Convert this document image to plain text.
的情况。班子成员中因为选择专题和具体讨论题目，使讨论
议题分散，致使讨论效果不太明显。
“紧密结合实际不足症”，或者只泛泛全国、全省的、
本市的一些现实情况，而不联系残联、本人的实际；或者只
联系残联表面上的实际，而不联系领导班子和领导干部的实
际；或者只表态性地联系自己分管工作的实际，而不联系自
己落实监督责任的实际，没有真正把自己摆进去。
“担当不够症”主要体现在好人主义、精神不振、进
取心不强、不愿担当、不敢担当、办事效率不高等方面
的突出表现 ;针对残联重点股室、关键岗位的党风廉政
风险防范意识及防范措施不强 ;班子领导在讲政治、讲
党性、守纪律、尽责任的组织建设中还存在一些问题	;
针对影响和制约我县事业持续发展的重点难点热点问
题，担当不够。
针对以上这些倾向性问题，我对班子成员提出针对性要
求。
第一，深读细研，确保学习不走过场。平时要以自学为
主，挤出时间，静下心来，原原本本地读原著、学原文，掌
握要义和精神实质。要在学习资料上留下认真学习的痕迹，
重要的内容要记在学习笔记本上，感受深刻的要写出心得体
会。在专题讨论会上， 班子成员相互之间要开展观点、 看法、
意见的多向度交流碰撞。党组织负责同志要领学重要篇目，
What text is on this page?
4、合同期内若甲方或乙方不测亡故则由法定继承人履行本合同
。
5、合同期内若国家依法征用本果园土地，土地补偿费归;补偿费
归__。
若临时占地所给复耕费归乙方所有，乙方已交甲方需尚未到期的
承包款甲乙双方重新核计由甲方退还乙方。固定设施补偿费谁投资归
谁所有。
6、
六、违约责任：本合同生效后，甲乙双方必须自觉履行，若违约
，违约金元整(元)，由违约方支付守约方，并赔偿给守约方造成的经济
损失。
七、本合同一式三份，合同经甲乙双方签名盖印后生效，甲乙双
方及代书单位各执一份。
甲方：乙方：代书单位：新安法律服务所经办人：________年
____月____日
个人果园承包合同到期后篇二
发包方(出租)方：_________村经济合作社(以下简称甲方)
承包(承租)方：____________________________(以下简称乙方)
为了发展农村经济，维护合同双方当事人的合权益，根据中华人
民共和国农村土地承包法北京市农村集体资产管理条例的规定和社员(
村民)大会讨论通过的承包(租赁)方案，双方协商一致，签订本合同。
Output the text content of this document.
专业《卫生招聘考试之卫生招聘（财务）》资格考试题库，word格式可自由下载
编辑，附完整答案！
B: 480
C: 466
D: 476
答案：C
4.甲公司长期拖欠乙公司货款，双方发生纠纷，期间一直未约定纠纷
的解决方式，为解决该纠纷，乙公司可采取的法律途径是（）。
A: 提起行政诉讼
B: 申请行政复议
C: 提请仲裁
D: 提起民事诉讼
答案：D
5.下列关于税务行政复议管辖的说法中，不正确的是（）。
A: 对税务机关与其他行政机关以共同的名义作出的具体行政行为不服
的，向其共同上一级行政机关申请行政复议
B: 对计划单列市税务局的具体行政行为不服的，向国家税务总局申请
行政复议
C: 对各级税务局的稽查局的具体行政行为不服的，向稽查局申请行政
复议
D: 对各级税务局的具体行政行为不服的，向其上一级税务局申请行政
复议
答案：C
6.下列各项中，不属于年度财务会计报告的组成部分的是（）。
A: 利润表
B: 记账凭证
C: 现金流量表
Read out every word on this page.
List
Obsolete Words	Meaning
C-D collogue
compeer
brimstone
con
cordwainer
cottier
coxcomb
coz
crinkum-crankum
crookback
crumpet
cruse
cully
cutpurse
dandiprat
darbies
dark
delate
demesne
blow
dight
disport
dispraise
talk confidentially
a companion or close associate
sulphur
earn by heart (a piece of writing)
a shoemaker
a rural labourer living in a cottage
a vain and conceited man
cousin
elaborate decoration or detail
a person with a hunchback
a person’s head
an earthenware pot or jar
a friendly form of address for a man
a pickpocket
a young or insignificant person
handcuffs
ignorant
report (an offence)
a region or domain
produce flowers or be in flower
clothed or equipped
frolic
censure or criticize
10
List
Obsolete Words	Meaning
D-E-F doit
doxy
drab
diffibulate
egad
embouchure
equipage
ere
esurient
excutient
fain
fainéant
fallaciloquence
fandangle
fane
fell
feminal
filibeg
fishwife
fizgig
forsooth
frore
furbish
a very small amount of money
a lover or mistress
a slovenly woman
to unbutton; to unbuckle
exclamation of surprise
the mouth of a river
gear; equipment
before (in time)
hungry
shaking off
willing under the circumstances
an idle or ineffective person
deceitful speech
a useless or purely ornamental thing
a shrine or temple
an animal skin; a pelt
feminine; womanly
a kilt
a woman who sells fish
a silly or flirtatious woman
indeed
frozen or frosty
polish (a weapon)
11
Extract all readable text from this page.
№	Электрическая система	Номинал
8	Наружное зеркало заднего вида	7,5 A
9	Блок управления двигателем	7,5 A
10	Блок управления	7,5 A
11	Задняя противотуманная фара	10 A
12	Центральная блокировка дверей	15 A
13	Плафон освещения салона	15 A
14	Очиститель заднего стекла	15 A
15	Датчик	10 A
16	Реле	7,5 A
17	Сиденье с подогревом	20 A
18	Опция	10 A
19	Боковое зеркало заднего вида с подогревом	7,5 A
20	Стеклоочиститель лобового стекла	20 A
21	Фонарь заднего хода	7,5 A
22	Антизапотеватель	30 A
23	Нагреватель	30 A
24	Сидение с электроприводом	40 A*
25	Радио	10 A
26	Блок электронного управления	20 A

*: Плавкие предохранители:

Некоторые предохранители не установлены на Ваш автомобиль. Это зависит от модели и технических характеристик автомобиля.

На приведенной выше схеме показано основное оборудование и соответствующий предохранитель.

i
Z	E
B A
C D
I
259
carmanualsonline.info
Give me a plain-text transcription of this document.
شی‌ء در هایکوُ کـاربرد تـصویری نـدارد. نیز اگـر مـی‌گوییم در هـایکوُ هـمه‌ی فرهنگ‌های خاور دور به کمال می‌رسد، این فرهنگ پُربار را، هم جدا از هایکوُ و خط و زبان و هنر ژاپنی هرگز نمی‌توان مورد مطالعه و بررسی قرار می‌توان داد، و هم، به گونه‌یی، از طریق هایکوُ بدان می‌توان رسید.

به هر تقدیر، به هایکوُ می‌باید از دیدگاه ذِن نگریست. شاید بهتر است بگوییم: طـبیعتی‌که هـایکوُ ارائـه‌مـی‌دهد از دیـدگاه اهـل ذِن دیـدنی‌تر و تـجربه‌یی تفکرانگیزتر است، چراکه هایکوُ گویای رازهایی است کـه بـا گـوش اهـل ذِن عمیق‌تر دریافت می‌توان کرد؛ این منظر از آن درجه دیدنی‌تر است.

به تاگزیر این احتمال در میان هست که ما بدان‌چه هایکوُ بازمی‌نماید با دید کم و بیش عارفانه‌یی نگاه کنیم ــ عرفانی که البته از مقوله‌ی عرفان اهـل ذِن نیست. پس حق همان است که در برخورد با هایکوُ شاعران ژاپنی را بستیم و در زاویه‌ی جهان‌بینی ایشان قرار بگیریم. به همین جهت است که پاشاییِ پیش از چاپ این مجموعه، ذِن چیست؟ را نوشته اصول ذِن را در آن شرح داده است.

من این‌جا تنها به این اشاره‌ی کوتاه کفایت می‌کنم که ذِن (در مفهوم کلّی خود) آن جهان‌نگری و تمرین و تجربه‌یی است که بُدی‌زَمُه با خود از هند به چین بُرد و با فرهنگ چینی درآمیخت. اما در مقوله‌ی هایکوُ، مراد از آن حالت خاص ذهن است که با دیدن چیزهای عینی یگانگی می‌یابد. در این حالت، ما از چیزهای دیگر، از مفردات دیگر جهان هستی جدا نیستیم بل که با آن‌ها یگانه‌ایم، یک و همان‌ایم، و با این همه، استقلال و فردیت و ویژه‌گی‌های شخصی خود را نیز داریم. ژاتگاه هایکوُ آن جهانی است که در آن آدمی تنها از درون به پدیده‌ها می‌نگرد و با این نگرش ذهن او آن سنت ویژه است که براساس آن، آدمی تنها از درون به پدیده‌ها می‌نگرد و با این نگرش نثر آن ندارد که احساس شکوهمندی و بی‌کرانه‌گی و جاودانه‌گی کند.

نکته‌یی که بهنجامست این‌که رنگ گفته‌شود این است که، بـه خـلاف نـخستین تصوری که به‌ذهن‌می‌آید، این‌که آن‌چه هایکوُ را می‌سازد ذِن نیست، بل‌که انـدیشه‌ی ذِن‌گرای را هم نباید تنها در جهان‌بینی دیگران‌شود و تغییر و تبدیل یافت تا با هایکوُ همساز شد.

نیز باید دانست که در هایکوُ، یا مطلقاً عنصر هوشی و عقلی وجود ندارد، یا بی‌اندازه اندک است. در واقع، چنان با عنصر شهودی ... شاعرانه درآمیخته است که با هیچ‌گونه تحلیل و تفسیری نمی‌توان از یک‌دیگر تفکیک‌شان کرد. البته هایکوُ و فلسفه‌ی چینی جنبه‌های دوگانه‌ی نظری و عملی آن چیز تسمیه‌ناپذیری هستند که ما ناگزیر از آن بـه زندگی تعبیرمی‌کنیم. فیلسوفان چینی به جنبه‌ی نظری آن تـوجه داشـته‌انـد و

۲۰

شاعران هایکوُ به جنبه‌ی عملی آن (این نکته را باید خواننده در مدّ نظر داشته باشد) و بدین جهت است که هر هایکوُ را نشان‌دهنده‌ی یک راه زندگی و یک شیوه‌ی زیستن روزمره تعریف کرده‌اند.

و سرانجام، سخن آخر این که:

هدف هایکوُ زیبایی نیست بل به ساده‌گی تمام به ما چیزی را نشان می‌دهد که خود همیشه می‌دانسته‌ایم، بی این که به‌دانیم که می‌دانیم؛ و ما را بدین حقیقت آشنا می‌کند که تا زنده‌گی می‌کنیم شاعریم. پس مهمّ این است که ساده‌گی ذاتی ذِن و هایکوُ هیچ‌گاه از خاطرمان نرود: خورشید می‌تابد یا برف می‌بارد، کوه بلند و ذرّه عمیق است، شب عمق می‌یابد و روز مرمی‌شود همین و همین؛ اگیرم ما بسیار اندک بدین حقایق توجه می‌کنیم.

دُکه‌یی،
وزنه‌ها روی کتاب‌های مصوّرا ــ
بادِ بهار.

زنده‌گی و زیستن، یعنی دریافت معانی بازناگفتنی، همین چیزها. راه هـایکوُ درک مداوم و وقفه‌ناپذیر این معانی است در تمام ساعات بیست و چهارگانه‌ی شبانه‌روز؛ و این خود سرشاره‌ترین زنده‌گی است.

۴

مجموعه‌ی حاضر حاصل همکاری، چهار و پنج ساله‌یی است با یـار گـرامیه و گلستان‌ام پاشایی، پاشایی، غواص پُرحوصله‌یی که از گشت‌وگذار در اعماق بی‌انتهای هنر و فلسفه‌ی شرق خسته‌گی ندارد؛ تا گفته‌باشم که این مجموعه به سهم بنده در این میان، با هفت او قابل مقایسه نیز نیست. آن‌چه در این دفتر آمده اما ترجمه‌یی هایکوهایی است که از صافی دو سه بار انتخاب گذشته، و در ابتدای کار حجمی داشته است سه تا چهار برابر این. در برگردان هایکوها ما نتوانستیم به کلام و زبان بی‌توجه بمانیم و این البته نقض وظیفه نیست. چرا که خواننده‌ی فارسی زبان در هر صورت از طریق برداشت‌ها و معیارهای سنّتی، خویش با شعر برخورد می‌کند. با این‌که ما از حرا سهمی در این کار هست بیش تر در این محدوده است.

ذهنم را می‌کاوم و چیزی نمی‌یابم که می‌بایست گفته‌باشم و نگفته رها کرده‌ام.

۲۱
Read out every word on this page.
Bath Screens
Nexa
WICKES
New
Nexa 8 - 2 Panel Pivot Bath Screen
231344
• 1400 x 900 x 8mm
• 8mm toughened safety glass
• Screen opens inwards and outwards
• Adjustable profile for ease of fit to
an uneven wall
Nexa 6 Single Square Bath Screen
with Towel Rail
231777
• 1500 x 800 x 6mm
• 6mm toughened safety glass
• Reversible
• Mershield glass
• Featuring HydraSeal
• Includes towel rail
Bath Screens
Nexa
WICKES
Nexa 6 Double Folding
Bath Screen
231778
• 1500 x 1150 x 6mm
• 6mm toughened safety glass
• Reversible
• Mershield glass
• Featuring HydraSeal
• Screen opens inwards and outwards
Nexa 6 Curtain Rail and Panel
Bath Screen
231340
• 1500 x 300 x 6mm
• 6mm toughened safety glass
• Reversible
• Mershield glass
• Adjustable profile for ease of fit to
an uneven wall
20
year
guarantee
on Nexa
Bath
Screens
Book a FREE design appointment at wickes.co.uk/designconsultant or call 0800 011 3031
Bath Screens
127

________

Show the lines that mention the word "زیستن".

شاعران هایکوُ به جنبه‌ی عملی آن (این نکته را باید خواننده در مدّ نظر داشته باشد) و بدین جهت است که هر هایکوُ را نشان‌دهنده‌ی یک راه زندگی و یک شیوه‌ی زیستن روزمره تعریف کرده‌اند.
زنده‌گی و زیستن، یعنی دریافت معانی بازناگفتنی، همین چیزها. راه هـایکوُ درک مداوم و وقفه‌ناپذیر این معانی است در تمام ساعات بیست و چهارگانه‌ی شبانه‌روز؛ و این خود سرشاره‌ترین زنده‌گی است.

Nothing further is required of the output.